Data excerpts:
+ + + +
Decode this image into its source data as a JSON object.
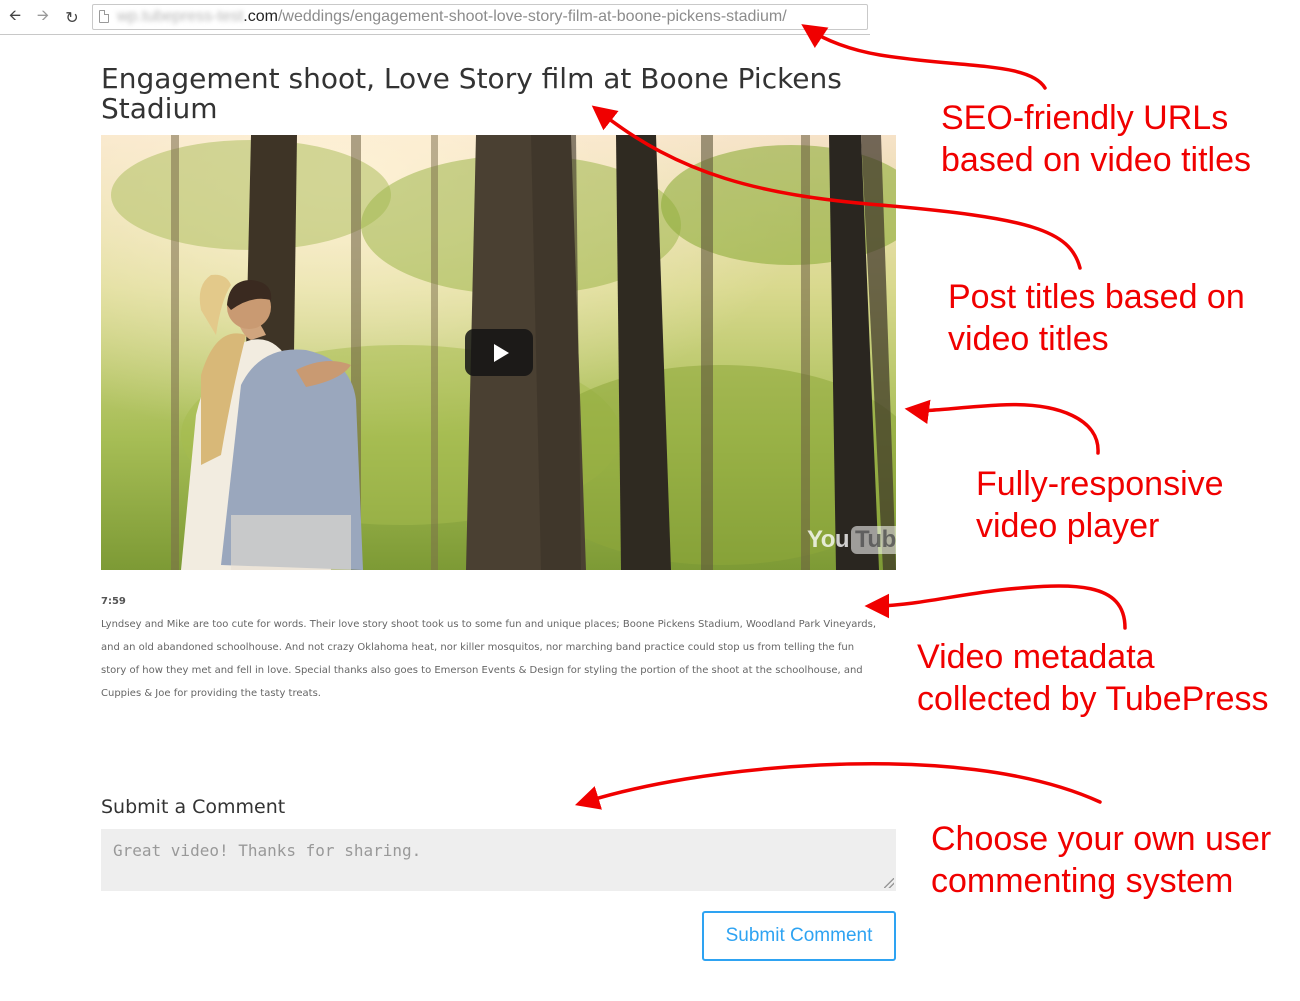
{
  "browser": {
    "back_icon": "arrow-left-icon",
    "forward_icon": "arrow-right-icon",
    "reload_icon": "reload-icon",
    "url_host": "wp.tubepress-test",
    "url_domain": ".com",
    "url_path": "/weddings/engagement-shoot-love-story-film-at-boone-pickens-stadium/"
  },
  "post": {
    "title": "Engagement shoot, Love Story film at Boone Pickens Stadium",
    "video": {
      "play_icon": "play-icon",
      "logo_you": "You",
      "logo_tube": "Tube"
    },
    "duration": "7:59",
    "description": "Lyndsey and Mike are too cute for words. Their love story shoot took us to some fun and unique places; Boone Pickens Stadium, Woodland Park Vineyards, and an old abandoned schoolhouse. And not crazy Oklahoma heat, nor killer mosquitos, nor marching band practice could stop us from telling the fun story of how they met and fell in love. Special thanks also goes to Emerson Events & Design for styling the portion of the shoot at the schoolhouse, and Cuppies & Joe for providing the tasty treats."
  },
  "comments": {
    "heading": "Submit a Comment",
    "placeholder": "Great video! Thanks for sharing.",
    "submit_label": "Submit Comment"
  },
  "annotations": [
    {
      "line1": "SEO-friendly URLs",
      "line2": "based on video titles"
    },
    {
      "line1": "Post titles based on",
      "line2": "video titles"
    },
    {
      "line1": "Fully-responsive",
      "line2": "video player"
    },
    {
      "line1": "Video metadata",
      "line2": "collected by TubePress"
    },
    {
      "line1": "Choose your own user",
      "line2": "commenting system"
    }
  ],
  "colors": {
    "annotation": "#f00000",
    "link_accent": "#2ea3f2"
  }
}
+ + + +
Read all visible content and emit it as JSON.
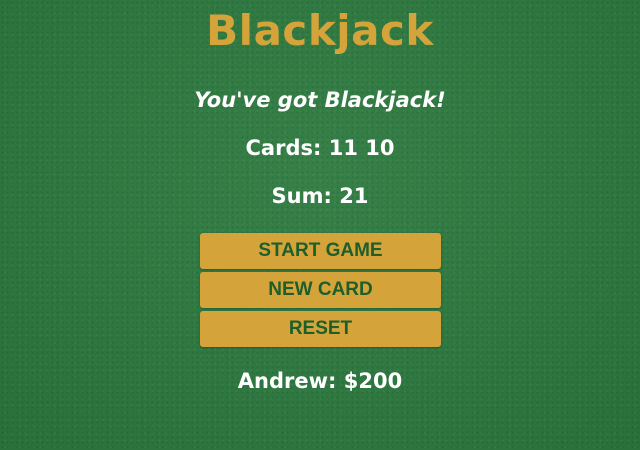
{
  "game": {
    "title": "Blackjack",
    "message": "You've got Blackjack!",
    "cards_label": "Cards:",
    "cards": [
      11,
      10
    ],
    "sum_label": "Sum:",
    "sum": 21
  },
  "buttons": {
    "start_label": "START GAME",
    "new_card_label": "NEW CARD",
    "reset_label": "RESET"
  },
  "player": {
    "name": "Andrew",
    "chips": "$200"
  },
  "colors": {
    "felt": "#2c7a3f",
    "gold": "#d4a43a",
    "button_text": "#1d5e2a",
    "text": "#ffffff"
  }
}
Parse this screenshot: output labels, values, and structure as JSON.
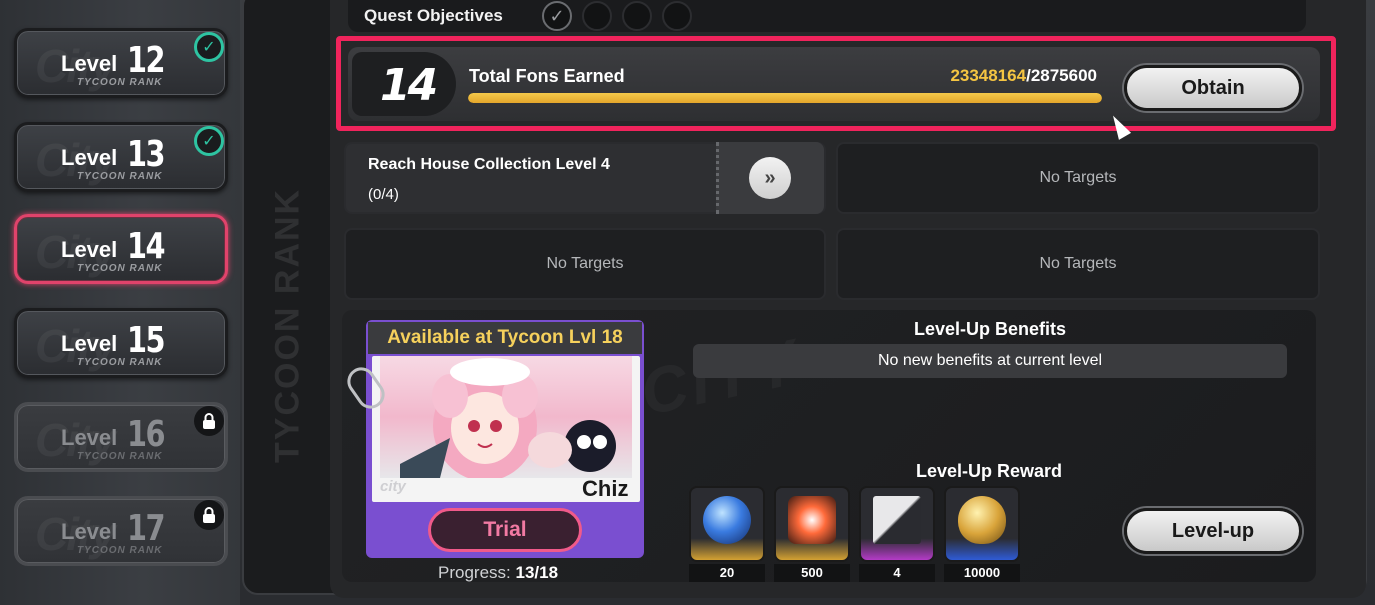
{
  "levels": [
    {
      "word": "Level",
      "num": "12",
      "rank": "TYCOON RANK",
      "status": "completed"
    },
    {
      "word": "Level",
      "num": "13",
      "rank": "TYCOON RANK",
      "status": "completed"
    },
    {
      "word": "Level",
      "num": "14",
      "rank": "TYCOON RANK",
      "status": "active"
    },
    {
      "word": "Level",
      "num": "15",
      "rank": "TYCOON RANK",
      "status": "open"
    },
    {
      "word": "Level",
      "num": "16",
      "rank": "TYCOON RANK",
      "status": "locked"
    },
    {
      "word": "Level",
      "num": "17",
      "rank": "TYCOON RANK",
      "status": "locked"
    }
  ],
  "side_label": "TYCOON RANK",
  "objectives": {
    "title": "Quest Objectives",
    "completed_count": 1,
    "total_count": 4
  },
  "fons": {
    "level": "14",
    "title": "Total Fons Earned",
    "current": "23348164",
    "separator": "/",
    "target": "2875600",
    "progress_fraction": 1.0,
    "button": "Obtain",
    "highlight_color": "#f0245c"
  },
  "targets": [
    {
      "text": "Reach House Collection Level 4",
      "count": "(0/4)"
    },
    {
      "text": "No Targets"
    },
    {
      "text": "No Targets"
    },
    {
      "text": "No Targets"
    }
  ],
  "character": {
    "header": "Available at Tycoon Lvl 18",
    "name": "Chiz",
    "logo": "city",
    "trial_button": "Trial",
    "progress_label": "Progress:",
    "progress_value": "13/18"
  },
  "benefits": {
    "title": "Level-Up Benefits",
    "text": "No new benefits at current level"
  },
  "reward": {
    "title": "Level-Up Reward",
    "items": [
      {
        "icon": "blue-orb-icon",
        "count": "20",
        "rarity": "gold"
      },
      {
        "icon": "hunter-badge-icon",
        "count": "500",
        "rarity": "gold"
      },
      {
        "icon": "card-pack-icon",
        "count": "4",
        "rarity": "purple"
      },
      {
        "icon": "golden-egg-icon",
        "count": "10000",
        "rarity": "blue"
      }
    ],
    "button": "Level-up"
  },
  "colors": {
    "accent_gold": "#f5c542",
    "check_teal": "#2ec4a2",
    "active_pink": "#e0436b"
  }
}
+ + + +
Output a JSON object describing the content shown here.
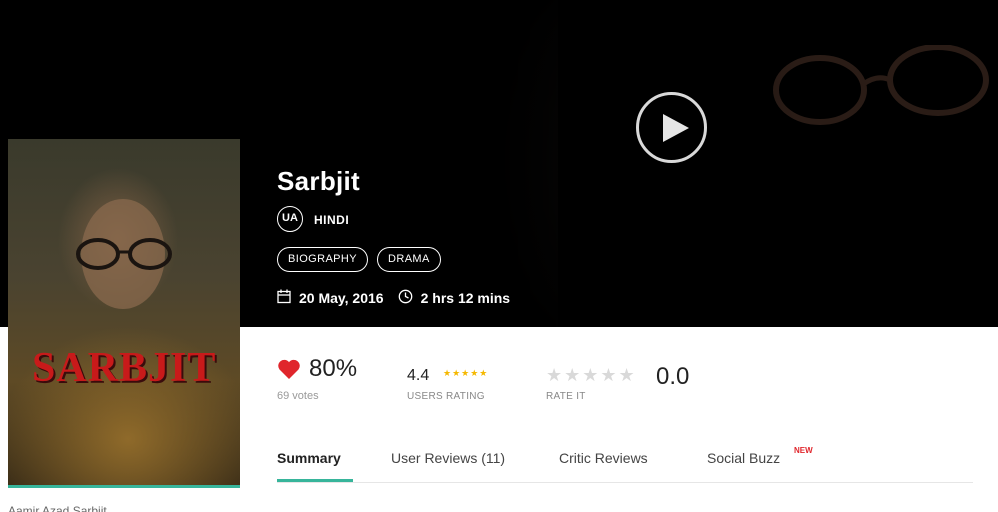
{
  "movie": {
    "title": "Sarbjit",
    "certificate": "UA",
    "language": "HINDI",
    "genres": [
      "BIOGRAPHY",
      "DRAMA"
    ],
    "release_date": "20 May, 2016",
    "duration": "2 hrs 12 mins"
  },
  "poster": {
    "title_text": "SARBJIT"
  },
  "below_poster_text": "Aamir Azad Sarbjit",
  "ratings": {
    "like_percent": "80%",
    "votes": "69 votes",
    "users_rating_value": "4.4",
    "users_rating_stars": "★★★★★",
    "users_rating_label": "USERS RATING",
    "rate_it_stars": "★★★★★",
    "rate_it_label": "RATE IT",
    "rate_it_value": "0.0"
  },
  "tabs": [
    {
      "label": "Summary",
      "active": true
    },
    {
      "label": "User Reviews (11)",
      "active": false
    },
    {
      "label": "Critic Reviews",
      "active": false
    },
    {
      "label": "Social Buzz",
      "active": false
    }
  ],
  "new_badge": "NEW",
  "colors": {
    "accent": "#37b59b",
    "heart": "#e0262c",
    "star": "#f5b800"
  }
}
+ + + +
_WHAT YOU NEED TO DO_:
Count up every line above that has the word "Reviews" in it; answer with the number alone.

_EXERCISE RESULT_:
2